[Records contained in a dataset]
*-*-*
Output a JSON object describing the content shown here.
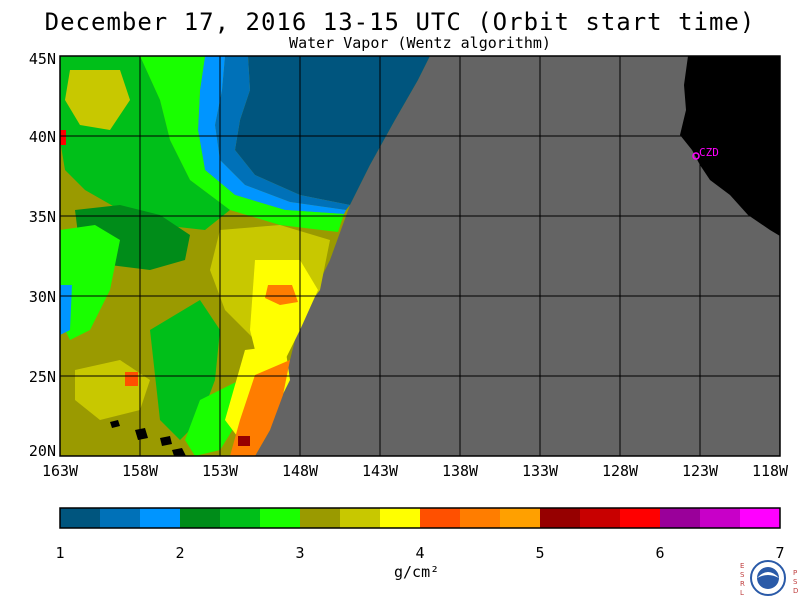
{
  "header": {
    "title": "December 17, 2016  13-15 UTC  (Orbit start time)",
    "subtitle": "Water Vapor (Wentz algorithm)"
  },
  "map": {
    "lat_labels": [
      "45N",
      "40N",
      "35N",
      "30N",
      "25N",
      "20N"
    ],
    "lon_labels": [
      "163W",
      "158W",
      "153W",
      "148W",
      "143W",
      "138W",
      "133W",
      "128W",
      "123W",
      "118W"
    ],
    "station_label": "CZD",
    "colors": {
      "no_data": "#646464",
      "land": "#000000",
      "grid": "#000000",
      "station": "#ff00ff"
    }
  },
  "colorbar": {
    "ticks": [
      "1",
      "2",
      "3",
      "4",
      "5",
      "6",
      "7"
    ],
    "unit": "g/cm²",
    "colors": [
      "#00557e",
      "#0071b8",
      "#0095ff",
      "#008c19",
      "#00bf19",
      "#19ff00",
      "#9a9a00",
      "#c8c800",
      "#ffff00",
      "#ff5000",
      "#ff7d00",
      "#ffa000",
      "#960000",
      "#c80000",
      "#ff0000",
      "#9a009a",
      "#c800c8",
      "#ff00ff"
    ]
  },
  "logos": {
    "left_text": "ESRL",
    "right_text": "PSD",
    "badge_text": "NOAA"
  }
}
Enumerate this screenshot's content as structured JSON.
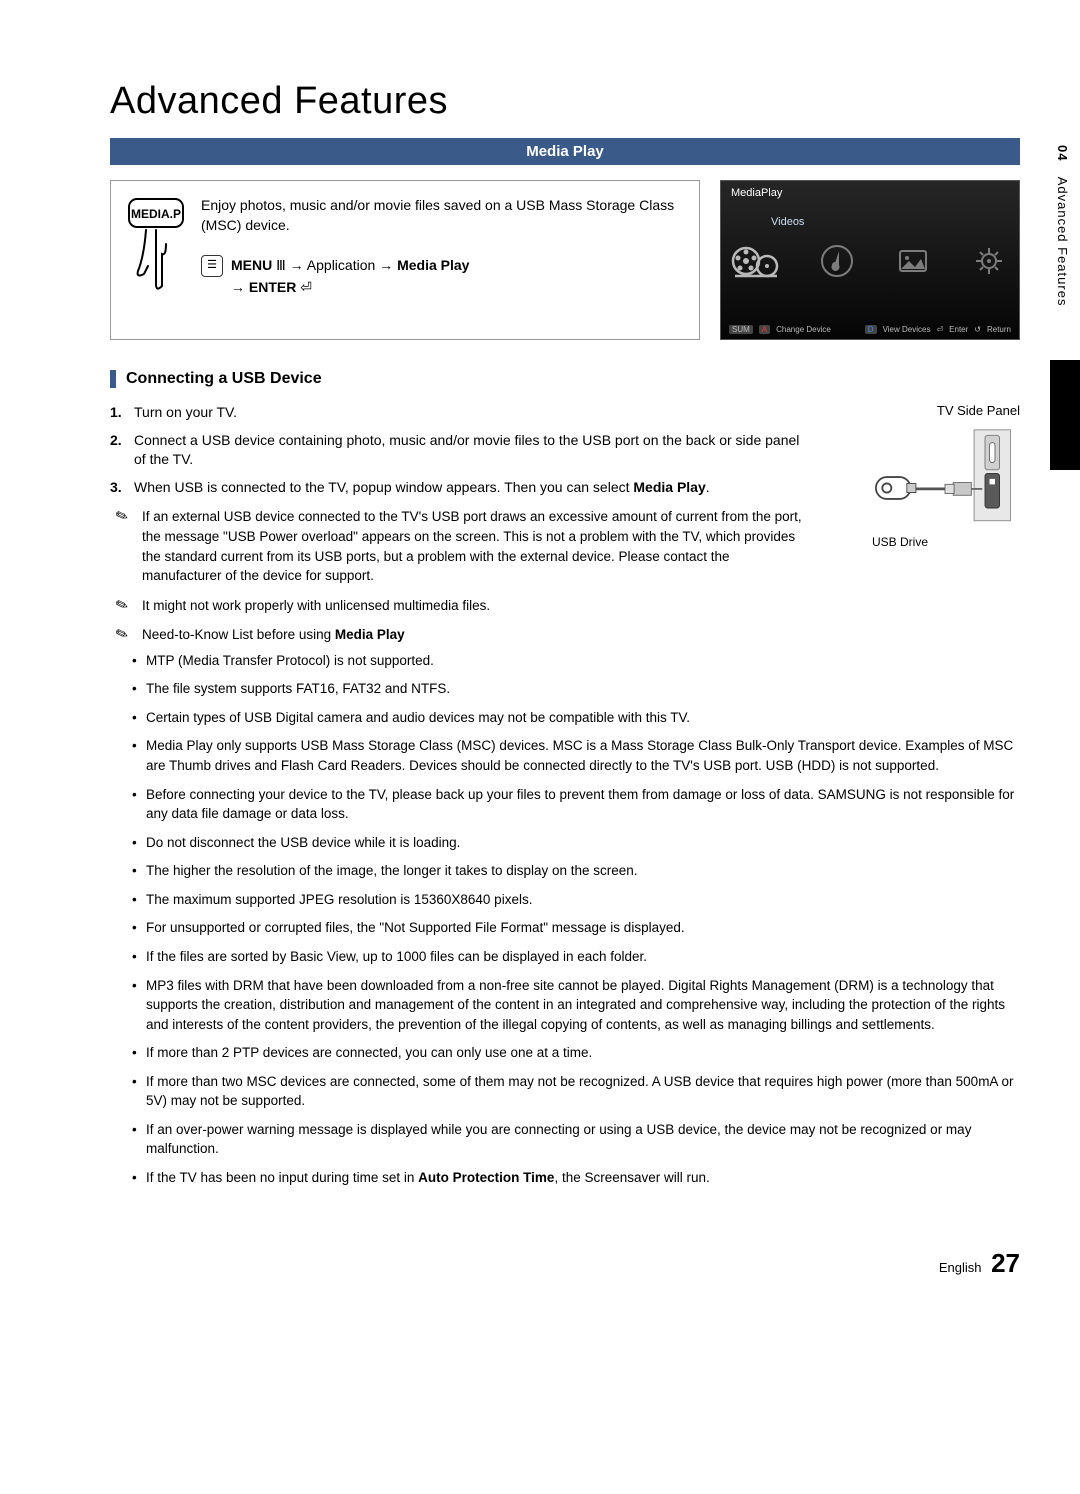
{
  "chapterTitle": "Advanced Features",
  "sideTab": {
    "num": "04",
    "label": "Advanced Features"
  },
  "banner": "Media Play",
  "intro": {
    "text": "Enjoy photos, music and/or movie files saved on a USB Mass Storage Class (MSC) device.",
    "remoteLabel": "MEDIA.P",
    "menuPath": "MENU Ⅳ → Application → Media Play → ENTER ⏎"
  },
  "screenshot": {
    "title": "MediaPlay",
    "category": "Videos",
    "footer": {
      "sum": "SUM",
      "changeDevice": "Change Device",
      "viewDevices": "View Devices",
      "enter": "Enter",
      "return": "Return",
      "aLabel": "A",
      "dLabel": "D",
      "enterIcon": "⏎",
      "returnIcon": "↺"
    }
  },
  "section1": {
    "heading": "Connecting a USB Device",
    "steps": [
      "Turn on your TV.",
      "Connect a USB device containing photo, music and/or movie files to the USB port on the back or side panel of the TV.",
      "When USB is connected to the TV, popup window appears. Then you can select Media Play."
    ],
    "stepBold": "Media Play",
    "sidePanelCaption": "TV Side Panel",
    "usbDriveLabel": "USB Drive"
  },
  "notes": [
    "If an external USB device connected to the TV's USB port draws an excessive amount of current from the port, the message \"USB Power overload\" appears on the screen. This is not a problem with the TV, which provides the standard current from its USB ports, but a problem with the external device. Please contact the manufacturer of the device for support.",
    "It might not work properly with unlicensed multimedia files.",
    "Need-to-Know List before using Media Play"
  ],
  "knowList": [
    "MTP (Media Transfer Protocol) is not supported.",
    "The file system supports FAT16, FAT32 and NTFS.",
    "Certain types of USB Digital camera and audio devices may not be compatible with this TV.",
    "Media Play only supports USB Mass Storage Class (MSC) devices. MSC is a Mass Storage Class Bulk-Only Transport device. Examples of MSC are Thumb drives and Flash Card Readers. Devices should be connected directly to the TV's USB port. USB (HDD) is not supported.",
    "Before connecting your device to the TV, please back up your files to prevent them from damage or loss of data. SAMSUNG is not responsible for any data file damage or data loss.",
    "Do not disconnect the USB device while it is loading.",
    "The higher the resolution of the image, the longer it takes to display on the screen.",
    "The maximum supported JPEG resolution is 15360X8640 pixels.",
    "For unsupported or corrupted files, the \"Not Supported File Format\" message is displayed.",
    "If the files are sorted by Basic View, up to 1000 files can be displayed in each folder.",
    "MP3 files with DRM that have been downloaded from a non-free site cannot be played. Digital Rights Management (DRM) is a technology that supports the creation, distribution and management of the content in an integrated and comprehensive way, including the protection of the rights and interests of the content providers, the prevention of the illegal copying of contents, as well as managing billings and settlements.",
    "If more than 2 PTP devices are connected, you can only use one at a time.",
    "If more than two MSC devices are connected, some of them may not be recognized. A USB device that requires high power (more than 500mA or 5V) may not be supported.",
    "If an over-power warning message is displayed while you are connecting or using a USB device, the device may not be recognized or may malfunction.",
    "If the TV has been no input during time set in Auto Protection Time, the Screensaver will run."
  ],
  "footer": {
    "lang": "English",
    "page": "27"
  },
  "colors": {
    "bannerBg": "#3a5a8a",
    "screenshotBg": "#121212",
    "reel": "#888"
  }
}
*-*-*
Each line above is to be copied verbatim. Drop any image from the copy.

Output a JSON object describing the content shown here.
{
  "header": {
    "title": "December 17, 2016  13-15 UTC  (Orbit start time)",
    "subtitle": "Water Vapor (Wentz algorithm)"
  },
  "map": {
    "lat_labels": [
      "45N",
      "40N",
      "35N",
      "30N",
      "25N",
      "20N"
    ],
    "lon_labels": [
      "163W",
      "158W",
      "153W",
      "148W",
      "143W",
      "138W",
      "133W",
      "128W",
      "123W",
      "118W"
    ],
    "station_label": "CZD",
    "colors": {
      "no_data": "#646464",
      "land": "#000000",
      "grid": "#000000",
      "station": "#ff00ff"
    }
  },
  "colorbar": {
    "ticks": [
      "1",
      "2",
      "3",
      "4",
      "5",
      "6",
      "7"
    ],
    "unit": "g/cm²",
    "colors": [
      "#00557e",
      "#0071b8",
      "#0095ff",
      "#008c19",
      "#00bf19",
      "#19ff00",
      "#9a9a00",
      "#c8c800",
      "#ffff00",
      "#ff5000",
      "#ff7d00",
      "#ffa000",
      "#960000",
      "#c80000",
      "#ff0000",
      "#9a009a",
      "#c800c8",
      "#ff00ff"
    ]
  },
  "logos": {
    "left_text": "ESRL",
    "right_text": "PSD",
    "badge_text": "NOAA"
  }
}
Enumerate this screenshot's content as structured JSON.
{
  "chapterTitle": "Advanced Features",
  "sideTab": {
    "num": "04",
    "label": "Advanced Features"
  },
  "banner": "Media Play",
  "intro": {
    "text": "Enjoy photos, music and/or movie files saved on a USB Mass Storage Class (MSC) device.",
    "remoteLabel": "MEDIA.P",
    "menuPath": "MENU Ⅳ → Application → Media Play → ENTER ⏎"
  },
  "screenshot": {
    "title": "MediaPlay",
    "category": "Videos",
    "footer": {
      "sum": "SUM",
      "changeDevice": "Change Device",
      "viewDevices": "View Devices",
      "enter": "Enter",
      "return": "Return",
      "aLabel": "A",
      "dLabel": "D",
      "enterIcon": "⏎",
      "returnIcon": "↺"
    }
  },
  "section1": {
    "heading": "Connecting a USB Device",
    "steps": [
      "Turn on your TV.",
      "Connect a USB device containing photo, music and/or movie files to the USB port on the back or side panel of the TV.",
      "When USB is connected to the TV, popup window appears. Then you can select Media Play."
    ],
    "stepBold": "Media Play",
    "sidePanelCaption": "TV Side Panel",
    "usbDriveLabel": "USB Drive"
  },
  "notes": [
    "If an external USB device connected to the TV's USB port draws an excessive amount of current from the port, the message \"USB Power overload\" appears on the screen. This is not a problem with the TV, which provides the standard current from its USB ports, but a problem with the external device. Please contact the manufacturer of the device for support.",
    "It might not work properly with unlicensed multimedia files.",
    "Need-to-Know List before using Media Play"
  ],
  "knowList": [
    "MTP (Media Transfer Protocol) is not supported.",
    "The file system supports FAT16, FAT32 and NTFS.",
    "Certain types of USB Digital camera and audio devices may not be compatible with this TV.",
    "Media Play only supports USB Mass Storage Class (MSC) devices. MSC is a Mass Storage Class Bulk-Only Transport device. Examples of MSC are Thumb drives and Flash Card Readers. Devices should be connected directly to the TV's USB port. USB (HDD) is not supported.",
    "Before connecting your device to the TV, please back up your files to prevent them from damage or loss of data. SAMSUNG is not responsible for any data file damage or data loss.",
    "Do not disconnect the USB device while it is loading.",
    "The higher the resolution of the image, the longer it takes to display on the screen.",
    "The maximum supported JPEG resolution is 15360X8640 pixels.",
    "For unsupported or corrupted files, the \"Not Supported File Format\" message is displayed.",
    "If the files are sorted by Basic View, up to 1000 files can be displayed in each folder.",
    "MP3 files with DRM that have been downloaded from a non-free site cannot be played. Digital Rights Management (DRM) is a technology that supports the creation, distribution and management of the content in an integrated and comprehensive way, including the protection of the rights and interests of the content providers, the prevention of the illegal copying of contents, as well as managing billings and settlements.",
    "If more than 2 PTP devices are connected, you can only use one at a time.",
    "If more than two MSC devices are connected, some of them may not be recognized. A USB device that requires high power (more than 500mA or 5V) may not be supported.",
    "If an over-power warning message is displayed while you are connecting or using a USB device, the device may not be recognized or may malfunction.",
    "If the TV has been no input during time set in Auto Protection Time, the Screensaver will run."
  ],
  "footer": {
    "lang": "English",
    "page": "27"
  },
  "colors": {
    "bannerBg": "#3a5a8a",
    "screenshotBg": "#121212",
    "reel": "#888"
  }
}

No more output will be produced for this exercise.